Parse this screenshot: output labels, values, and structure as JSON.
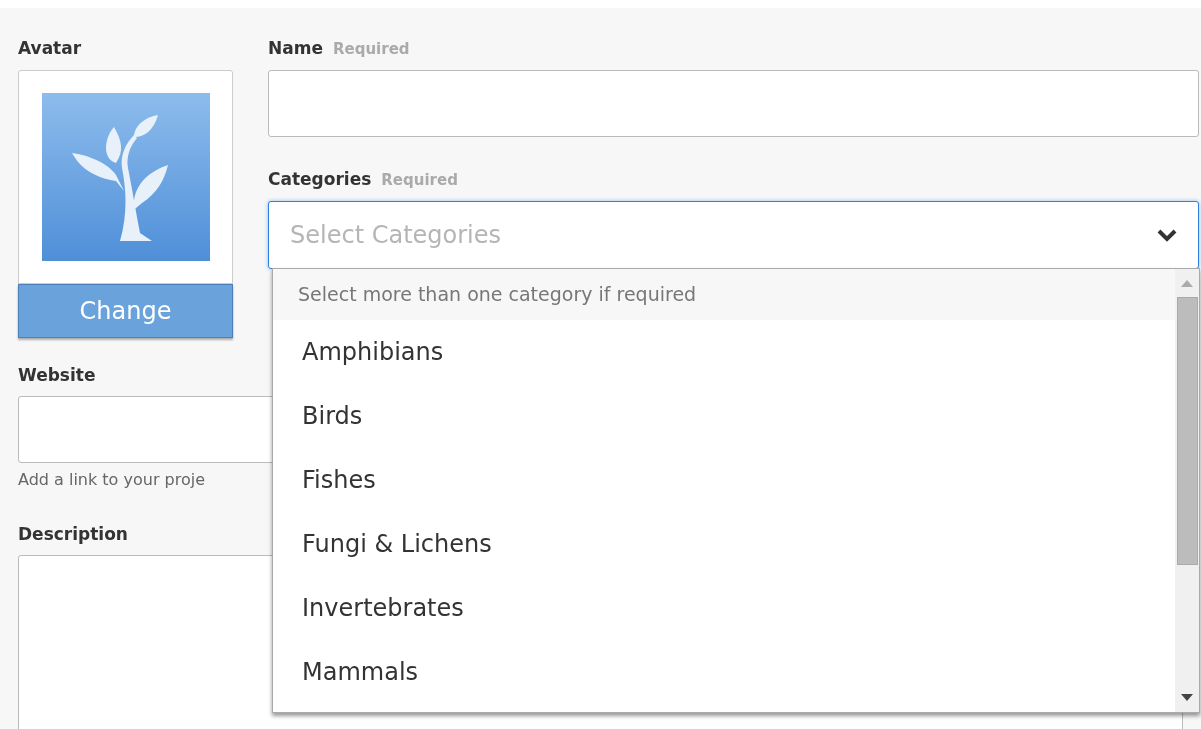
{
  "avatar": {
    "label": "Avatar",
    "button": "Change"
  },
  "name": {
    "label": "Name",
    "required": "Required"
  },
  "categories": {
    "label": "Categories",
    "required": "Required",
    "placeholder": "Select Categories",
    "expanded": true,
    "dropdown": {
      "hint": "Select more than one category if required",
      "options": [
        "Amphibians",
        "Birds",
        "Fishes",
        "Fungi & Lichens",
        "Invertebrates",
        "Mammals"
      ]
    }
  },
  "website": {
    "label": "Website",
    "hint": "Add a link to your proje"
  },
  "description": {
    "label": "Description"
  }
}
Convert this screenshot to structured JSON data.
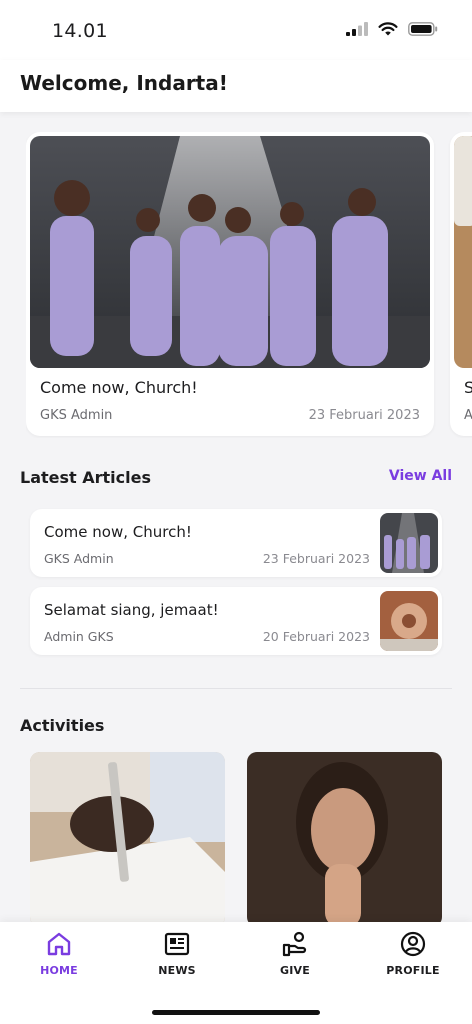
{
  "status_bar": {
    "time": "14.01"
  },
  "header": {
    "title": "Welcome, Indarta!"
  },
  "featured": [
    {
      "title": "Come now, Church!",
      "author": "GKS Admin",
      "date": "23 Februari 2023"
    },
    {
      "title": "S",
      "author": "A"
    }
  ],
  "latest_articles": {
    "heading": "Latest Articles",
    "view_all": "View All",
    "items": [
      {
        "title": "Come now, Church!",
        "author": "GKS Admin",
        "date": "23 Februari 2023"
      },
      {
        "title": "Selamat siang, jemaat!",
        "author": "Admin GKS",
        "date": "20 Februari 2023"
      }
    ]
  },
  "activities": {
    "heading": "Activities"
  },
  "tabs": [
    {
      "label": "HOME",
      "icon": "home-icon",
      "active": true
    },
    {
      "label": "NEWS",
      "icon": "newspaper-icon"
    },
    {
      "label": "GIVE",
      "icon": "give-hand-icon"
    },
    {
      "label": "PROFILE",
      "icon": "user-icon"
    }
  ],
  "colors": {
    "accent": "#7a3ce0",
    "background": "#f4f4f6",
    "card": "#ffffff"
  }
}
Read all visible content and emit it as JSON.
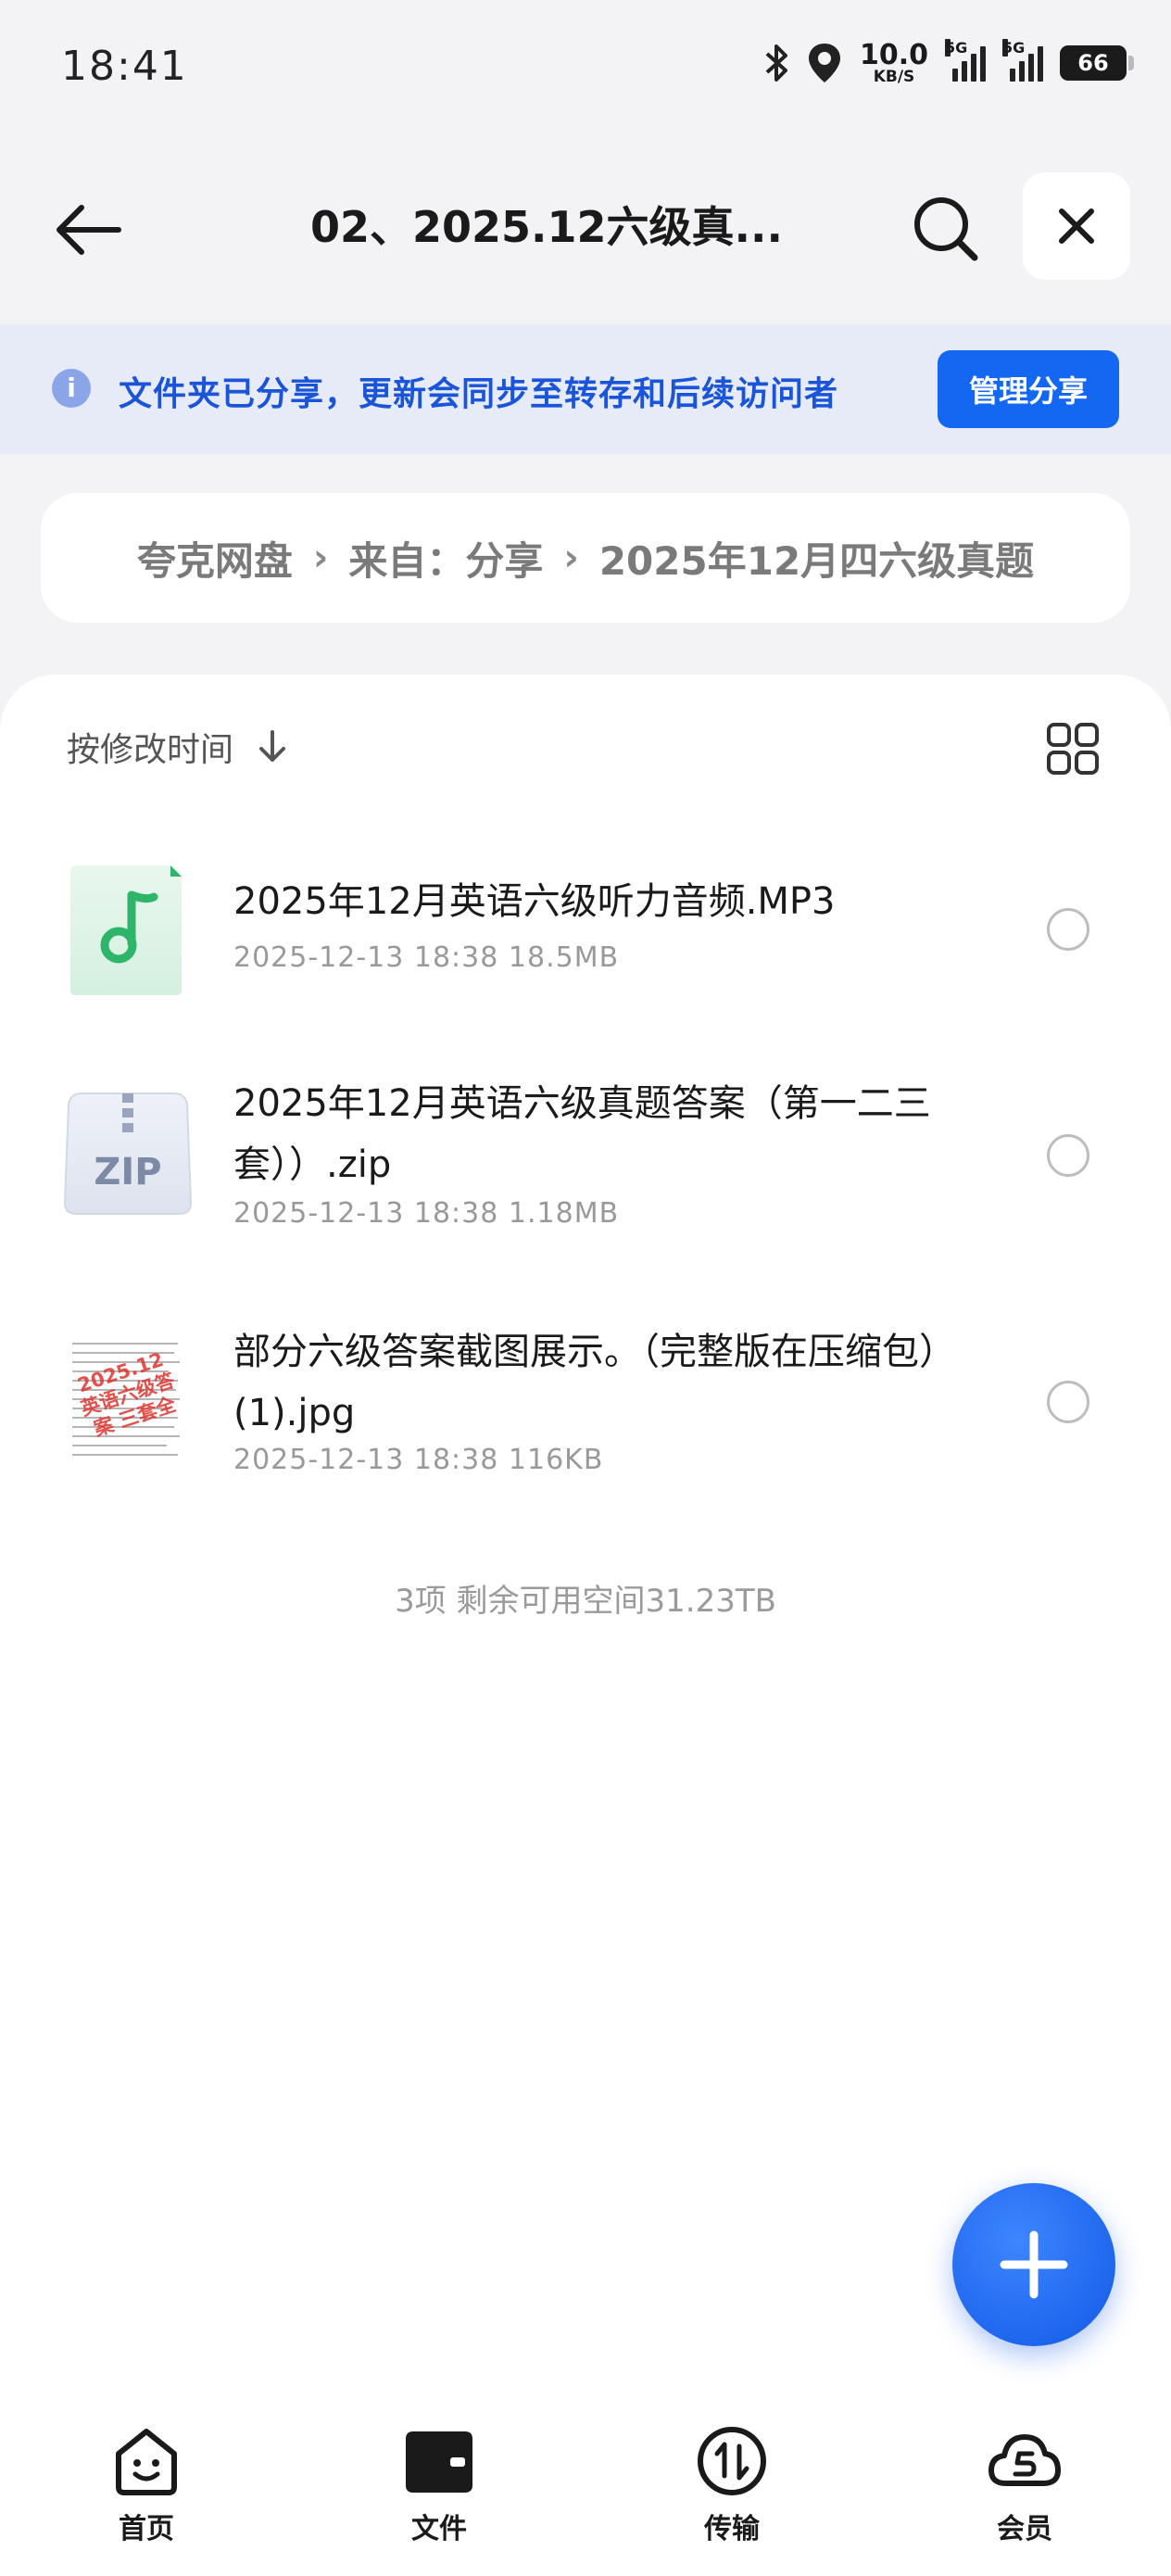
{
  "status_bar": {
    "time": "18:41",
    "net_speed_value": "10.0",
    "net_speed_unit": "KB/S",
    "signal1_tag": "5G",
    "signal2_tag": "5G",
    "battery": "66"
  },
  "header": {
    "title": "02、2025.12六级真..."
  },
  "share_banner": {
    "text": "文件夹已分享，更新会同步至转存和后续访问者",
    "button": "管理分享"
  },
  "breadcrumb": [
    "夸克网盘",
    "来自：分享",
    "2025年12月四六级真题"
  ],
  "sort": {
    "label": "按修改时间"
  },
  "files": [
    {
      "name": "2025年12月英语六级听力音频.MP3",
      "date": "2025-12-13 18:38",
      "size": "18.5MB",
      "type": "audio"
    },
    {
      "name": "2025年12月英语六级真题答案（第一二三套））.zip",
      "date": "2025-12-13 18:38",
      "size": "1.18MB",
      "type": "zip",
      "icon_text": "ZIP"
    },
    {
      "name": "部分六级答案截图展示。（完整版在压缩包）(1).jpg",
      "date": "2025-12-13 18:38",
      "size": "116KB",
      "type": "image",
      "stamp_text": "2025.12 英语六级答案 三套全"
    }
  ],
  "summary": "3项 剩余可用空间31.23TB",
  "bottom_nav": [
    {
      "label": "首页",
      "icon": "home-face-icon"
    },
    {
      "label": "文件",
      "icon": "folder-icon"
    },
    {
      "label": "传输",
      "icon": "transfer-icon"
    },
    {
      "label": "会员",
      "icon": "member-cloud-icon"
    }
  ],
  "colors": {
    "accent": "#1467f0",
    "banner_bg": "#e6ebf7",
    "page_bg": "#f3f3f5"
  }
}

────────

Extract each line holding the word "JSON" from the records.

Parse this screenshot: output labels, values, and structure as JSON.
Convert this screenshot to structured JSON data.
Read all visible content and emit it as JSON.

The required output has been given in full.